# [Task instructions]
Only the number is wanted: how many lines contain the word "compassion"?

Begin

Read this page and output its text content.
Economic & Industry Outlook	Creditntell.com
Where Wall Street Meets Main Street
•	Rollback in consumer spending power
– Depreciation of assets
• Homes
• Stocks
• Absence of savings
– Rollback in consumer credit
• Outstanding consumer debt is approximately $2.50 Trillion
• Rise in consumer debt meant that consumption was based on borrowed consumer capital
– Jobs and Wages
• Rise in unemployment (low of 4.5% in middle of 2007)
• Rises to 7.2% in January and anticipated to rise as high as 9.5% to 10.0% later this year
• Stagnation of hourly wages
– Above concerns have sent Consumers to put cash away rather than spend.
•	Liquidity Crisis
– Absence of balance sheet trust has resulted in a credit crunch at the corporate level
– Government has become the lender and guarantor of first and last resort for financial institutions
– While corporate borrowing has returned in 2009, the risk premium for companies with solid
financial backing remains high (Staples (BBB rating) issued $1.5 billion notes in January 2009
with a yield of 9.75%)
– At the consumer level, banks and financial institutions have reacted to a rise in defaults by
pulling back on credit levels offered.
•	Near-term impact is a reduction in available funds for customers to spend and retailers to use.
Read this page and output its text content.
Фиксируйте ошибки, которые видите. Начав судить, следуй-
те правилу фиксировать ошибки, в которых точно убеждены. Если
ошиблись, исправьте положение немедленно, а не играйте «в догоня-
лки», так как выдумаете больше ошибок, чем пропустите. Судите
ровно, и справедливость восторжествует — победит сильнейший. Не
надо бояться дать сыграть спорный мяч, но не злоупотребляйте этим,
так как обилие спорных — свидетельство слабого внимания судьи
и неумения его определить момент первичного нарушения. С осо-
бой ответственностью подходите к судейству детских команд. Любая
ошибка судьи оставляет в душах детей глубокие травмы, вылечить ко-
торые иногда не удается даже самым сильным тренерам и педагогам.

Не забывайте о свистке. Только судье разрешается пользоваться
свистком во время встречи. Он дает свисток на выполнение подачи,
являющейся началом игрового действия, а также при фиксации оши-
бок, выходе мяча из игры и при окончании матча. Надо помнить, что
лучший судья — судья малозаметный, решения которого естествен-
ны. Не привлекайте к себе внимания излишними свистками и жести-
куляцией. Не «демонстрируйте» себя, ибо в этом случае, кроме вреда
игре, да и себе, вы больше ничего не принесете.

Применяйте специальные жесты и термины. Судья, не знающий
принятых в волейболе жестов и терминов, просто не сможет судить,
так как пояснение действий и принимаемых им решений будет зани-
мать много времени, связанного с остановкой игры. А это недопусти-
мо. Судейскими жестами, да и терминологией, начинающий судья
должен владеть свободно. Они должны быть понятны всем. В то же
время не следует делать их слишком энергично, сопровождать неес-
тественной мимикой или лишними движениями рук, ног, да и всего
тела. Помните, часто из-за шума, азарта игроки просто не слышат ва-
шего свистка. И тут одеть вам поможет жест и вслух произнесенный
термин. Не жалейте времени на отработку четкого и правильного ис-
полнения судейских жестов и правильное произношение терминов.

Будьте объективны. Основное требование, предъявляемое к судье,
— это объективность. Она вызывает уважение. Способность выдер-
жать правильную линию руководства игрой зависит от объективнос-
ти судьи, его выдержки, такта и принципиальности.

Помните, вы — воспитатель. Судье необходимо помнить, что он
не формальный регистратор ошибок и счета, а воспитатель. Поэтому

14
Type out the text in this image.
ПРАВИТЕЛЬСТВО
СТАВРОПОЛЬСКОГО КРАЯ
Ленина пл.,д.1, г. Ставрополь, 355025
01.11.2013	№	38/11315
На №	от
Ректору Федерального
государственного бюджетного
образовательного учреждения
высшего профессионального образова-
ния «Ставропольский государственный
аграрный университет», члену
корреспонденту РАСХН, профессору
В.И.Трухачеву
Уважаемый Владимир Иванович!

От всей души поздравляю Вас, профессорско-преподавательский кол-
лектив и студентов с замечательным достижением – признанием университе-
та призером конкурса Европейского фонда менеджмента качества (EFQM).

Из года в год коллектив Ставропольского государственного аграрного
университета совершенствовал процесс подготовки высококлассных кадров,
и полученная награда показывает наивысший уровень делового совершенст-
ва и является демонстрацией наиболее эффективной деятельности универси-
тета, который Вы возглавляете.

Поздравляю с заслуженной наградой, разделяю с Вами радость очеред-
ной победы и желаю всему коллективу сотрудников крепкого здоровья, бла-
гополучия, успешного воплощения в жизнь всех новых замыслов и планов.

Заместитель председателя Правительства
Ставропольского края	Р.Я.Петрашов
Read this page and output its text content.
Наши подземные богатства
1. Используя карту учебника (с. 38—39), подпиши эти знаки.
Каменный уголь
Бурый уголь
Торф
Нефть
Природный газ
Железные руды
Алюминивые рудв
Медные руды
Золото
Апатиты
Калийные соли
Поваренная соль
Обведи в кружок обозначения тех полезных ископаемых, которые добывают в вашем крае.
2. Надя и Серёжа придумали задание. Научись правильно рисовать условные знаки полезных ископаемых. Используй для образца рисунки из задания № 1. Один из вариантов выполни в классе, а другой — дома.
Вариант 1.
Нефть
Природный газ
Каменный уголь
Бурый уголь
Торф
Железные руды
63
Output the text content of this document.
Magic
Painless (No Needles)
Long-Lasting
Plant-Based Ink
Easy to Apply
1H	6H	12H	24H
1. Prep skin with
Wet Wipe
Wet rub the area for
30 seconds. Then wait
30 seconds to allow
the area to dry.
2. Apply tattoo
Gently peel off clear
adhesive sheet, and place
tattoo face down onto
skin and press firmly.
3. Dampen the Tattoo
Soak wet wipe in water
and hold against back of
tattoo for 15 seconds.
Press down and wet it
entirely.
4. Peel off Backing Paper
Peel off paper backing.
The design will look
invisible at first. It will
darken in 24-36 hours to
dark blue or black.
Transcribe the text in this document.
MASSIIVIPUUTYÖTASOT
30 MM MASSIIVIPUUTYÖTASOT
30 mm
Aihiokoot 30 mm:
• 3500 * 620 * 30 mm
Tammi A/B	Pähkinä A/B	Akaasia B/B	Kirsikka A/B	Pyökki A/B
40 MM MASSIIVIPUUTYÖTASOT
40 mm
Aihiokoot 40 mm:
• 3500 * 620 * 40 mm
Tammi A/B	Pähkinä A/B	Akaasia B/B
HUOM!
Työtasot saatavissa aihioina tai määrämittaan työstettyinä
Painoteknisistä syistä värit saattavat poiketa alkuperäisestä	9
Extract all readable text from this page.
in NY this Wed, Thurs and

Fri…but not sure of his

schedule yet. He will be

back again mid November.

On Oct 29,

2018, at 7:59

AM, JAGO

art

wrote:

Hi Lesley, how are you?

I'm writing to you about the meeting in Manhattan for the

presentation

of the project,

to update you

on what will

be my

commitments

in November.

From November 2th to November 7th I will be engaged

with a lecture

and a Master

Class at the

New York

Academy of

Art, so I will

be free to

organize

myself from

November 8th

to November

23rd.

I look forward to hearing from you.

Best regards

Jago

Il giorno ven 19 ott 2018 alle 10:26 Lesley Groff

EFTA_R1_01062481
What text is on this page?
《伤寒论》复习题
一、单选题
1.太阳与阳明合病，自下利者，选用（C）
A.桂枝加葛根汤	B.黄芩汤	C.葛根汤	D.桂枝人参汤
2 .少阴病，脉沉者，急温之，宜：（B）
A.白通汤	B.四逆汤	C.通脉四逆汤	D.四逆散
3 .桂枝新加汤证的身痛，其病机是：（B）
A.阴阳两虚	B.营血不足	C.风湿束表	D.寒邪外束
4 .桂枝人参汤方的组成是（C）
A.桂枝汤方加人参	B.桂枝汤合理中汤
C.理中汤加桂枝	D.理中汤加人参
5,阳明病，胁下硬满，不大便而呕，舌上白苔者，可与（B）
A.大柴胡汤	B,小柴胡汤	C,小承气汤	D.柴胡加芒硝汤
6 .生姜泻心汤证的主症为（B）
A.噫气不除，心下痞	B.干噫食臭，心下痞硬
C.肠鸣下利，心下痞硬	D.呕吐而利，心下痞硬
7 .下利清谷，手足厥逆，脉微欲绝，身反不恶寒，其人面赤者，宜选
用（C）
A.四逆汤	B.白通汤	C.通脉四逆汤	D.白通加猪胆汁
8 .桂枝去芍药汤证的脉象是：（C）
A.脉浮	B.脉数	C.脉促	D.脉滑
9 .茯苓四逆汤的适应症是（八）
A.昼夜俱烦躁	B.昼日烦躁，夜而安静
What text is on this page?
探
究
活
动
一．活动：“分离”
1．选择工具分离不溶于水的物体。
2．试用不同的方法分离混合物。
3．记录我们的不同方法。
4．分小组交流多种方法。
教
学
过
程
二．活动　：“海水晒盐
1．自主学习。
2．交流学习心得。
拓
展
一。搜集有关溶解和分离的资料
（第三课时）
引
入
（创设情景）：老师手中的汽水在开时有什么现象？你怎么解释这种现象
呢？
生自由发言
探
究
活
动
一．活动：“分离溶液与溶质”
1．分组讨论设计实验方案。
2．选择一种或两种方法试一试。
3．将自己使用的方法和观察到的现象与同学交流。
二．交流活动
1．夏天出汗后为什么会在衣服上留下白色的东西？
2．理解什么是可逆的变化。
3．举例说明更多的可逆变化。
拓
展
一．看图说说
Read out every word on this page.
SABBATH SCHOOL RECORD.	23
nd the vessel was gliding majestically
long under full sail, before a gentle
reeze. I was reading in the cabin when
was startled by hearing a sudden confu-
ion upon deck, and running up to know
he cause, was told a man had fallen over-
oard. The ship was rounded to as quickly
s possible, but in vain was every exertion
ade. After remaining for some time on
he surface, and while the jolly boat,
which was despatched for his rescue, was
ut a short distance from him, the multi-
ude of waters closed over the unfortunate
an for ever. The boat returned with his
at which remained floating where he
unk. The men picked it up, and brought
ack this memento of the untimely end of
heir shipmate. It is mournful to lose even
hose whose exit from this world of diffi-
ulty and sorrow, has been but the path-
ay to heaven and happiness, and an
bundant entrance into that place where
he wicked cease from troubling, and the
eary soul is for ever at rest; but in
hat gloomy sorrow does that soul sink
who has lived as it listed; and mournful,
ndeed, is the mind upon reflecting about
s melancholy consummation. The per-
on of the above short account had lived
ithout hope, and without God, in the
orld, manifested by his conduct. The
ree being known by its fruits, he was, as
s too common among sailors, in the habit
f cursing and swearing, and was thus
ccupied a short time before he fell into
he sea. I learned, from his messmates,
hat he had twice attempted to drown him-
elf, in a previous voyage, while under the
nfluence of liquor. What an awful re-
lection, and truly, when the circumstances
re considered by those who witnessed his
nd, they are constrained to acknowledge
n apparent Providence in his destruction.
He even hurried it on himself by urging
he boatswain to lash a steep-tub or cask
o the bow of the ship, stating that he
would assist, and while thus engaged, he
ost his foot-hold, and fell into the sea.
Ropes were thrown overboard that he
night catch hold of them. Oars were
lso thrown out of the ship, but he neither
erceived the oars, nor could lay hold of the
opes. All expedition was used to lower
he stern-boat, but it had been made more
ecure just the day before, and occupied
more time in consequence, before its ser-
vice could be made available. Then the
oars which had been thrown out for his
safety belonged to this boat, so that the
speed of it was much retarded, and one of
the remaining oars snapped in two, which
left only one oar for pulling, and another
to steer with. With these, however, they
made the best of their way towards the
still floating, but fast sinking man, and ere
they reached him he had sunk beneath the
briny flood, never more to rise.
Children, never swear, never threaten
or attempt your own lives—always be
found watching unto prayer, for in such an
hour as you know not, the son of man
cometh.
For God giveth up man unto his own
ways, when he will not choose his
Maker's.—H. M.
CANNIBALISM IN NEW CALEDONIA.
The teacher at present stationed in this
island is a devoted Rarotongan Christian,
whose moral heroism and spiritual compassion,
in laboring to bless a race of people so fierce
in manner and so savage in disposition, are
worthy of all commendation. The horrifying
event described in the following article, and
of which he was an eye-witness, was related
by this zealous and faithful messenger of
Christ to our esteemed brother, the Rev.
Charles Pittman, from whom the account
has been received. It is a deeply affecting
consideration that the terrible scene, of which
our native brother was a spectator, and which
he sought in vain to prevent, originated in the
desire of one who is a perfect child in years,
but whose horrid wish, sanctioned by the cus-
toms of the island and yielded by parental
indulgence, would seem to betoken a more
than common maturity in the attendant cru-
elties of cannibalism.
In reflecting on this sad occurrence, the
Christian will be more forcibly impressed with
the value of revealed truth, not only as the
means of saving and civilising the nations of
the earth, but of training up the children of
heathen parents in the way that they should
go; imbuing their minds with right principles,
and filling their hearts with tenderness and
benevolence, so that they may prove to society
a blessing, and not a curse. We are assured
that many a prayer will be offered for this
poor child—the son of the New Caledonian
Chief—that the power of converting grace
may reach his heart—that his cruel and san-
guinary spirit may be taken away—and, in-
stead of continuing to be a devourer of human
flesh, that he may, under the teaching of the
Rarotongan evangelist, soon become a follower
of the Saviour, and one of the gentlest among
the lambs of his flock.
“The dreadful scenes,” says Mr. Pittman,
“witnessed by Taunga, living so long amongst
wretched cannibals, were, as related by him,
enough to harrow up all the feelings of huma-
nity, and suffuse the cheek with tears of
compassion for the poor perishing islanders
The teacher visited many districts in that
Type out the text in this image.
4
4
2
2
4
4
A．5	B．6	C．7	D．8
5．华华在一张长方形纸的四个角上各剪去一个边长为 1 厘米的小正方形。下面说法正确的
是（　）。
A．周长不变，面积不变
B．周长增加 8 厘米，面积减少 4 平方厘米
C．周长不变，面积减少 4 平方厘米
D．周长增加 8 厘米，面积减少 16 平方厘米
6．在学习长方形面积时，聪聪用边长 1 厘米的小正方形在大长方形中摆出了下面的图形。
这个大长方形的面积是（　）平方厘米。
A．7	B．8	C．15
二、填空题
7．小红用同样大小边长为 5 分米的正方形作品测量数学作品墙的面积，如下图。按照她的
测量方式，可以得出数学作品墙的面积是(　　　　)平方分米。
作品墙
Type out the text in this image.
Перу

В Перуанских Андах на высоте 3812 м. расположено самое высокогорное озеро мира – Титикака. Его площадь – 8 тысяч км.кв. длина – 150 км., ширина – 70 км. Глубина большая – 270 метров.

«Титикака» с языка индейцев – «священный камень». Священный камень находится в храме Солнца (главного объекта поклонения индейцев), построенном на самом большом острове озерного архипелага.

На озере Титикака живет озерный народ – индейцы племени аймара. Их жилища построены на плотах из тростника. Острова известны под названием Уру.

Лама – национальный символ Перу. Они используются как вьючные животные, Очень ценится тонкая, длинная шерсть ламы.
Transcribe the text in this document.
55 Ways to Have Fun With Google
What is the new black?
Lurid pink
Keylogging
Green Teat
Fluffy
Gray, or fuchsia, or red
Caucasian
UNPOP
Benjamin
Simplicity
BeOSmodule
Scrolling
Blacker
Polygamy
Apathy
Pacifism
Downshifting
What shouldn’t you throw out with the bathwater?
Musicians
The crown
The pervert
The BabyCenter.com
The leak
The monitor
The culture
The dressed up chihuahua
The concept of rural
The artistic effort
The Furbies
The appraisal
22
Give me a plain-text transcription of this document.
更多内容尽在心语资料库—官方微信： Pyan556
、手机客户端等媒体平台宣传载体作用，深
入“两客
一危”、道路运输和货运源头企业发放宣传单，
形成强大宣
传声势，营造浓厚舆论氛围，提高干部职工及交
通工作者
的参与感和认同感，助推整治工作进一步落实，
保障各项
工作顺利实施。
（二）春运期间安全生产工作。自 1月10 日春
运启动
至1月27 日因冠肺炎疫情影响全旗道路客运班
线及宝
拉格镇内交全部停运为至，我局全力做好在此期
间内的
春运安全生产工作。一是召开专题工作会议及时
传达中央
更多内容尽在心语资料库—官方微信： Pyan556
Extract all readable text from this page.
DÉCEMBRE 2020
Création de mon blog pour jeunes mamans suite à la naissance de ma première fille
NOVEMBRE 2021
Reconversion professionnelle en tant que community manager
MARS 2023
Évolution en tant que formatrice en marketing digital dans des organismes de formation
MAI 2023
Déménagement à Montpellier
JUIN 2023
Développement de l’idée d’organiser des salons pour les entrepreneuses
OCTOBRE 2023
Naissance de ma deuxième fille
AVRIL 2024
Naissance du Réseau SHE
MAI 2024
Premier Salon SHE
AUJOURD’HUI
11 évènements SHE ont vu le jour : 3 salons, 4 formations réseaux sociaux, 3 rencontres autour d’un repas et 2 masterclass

End

# [Final answer]
2